§ Directions for this task:
Find the string "nicht" and gather every line that holds it.
++++ Data extract
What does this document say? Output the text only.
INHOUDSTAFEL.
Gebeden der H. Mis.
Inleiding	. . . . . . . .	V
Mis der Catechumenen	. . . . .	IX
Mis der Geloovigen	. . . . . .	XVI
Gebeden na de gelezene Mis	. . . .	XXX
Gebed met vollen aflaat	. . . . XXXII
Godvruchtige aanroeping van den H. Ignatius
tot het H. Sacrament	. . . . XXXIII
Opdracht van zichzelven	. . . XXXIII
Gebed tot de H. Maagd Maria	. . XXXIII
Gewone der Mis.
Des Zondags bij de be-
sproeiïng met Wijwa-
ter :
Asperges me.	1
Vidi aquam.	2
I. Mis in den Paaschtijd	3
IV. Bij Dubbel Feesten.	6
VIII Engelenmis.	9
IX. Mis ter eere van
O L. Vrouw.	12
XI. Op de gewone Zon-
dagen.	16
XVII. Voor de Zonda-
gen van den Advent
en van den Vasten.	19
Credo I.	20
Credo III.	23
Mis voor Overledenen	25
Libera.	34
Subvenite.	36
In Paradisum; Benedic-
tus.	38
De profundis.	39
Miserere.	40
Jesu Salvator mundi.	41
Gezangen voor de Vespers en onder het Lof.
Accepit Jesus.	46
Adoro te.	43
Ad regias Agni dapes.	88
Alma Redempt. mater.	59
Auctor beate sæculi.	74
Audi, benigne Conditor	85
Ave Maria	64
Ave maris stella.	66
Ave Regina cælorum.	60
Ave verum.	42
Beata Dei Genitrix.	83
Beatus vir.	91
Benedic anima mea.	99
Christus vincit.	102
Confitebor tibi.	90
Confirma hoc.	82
++++++++
++++ Data extract
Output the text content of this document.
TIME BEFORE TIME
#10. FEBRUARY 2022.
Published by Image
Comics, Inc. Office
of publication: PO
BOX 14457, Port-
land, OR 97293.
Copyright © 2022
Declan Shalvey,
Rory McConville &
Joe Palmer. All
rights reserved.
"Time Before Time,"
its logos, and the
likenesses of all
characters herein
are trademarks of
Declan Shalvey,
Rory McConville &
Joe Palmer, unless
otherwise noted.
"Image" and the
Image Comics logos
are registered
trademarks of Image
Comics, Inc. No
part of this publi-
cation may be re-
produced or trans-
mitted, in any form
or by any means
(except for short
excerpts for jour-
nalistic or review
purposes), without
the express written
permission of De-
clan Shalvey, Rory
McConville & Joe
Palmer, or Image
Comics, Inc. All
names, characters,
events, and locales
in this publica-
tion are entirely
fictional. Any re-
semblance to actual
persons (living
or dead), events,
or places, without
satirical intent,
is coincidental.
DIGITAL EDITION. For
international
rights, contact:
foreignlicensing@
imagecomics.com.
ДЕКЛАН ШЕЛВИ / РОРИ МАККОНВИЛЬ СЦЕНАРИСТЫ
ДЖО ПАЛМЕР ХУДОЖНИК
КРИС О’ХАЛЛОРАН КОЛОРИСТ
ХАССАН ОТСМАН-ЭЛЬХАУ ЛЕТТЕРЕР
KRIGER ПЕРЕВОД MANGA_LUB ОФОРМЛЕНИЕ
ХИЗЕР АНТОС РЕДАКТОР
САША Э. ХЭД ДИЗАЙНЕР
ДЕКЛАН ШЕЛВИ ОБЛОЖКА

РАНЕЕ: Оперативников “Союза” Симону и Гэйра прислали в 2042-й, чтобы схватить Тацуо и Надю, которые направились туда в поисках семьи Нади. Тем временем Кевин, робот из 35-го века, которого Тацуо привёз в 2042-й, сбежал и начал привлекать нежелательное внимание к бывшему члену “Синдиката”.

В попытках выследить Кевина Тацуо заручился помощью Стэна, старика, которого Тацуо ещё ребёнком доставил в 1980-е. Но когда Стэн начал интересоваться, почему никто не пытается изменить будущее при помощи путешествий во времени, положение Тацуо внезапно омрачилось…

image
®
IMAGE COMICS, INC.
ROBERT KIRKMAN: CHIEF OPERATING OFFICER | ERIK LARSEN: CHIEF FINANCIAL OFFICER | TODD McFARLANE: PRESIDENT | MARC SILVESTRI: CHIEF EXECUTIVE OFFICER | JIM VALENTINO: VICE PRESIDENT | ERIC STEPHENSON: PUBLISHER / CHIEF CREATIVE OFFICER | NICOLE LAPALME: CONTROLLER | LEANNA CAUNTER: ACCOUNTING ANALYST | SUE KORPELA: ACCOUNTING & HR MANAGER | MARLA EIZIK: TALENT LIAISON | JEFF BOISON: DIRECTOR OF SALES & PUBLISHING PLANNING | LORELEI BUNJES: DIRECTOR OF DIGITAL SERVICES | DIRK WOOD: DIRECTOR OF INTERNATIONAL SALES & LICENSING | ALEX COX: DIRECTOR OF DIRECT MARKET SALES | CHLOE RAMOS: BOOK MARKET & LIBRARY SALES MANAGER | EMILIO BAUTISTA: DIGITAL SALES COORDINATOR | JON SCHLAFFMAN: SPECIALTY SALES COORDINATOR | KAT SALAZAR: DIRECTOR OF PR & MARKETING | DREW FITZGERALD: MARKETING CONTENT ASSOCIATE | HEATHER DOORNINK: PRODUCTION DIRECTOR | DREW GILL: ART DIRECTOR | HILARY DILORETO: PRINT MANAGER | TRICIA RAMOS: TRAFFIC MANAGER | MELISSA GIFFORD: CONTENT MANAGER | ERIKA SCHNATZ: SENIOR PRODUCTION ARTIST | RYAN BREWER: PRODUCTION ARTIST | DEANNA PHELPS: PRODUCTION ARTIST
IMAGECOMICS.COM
++++++++
++++ Data extract
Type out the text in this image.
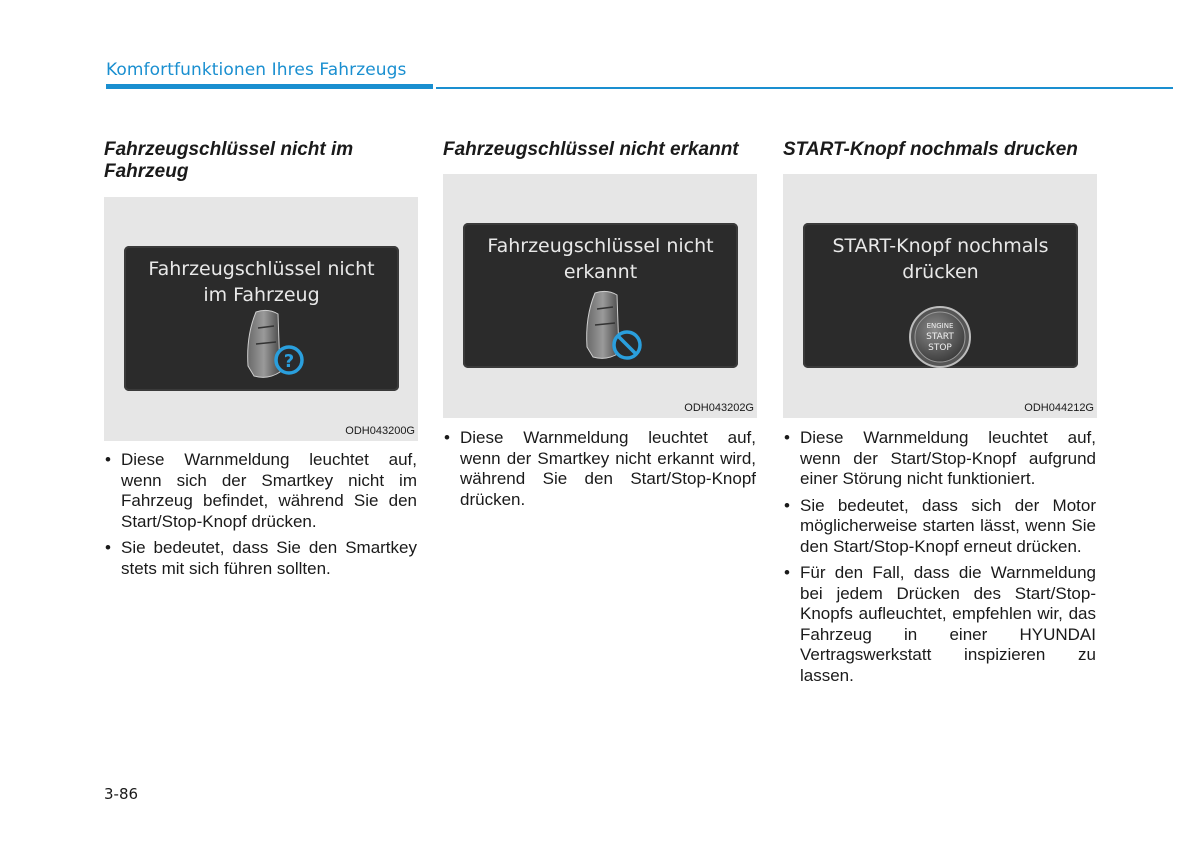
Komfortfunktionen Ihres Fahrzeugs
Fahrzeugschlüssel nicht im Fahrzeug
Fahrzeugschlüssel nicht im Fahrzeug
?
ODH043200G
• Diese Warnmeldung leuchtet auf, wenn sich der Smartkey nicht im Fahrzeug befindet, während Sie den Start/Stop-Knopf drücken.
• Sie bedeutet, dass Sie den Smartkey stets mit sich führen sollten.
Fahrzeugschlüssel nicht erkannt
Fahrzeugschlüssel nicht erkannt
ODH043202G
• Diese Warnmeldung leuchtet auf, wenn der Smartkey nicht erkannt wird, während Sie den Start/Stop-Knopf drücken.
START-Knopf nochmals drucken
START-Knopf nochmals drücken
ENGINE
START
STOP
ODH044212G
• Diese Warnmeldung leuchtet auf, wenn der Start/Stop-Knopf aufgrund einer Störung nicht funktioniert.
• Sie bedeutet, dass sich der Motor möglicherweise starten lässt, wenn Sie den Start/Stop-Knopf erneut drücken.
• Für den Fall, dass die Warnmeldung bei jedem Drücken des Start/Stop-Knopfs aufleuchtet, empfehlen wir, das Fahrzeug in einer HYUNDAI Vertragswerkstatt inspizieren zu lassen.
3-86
++++++++
§ Answer to the exercise:
Fahrzeugschlüssel nicht im Fahrzeug
Fahrzeugschlüssel nicht im Fahrzeug
• Diese Warnmeldung leuchtet auf, wenn sich der Smartkey nicht im Fahrzeug befindet, während Sie den Start/Stop-Knopf drücken.
Fahrzeugschlüssel nicht erkannt
Fahrzeugschlüssel nicht erkannt
• Diese Warnmeldung leuchtet auf, wenn der Smartkey nicht erkannt wird, während Sie den Start/Stop-Knopf drücken.
• Diese Warnmeldung leuchtet auf, wenn der Start/Stop-Knopf aufgrund einer Störung nicht funktioniert.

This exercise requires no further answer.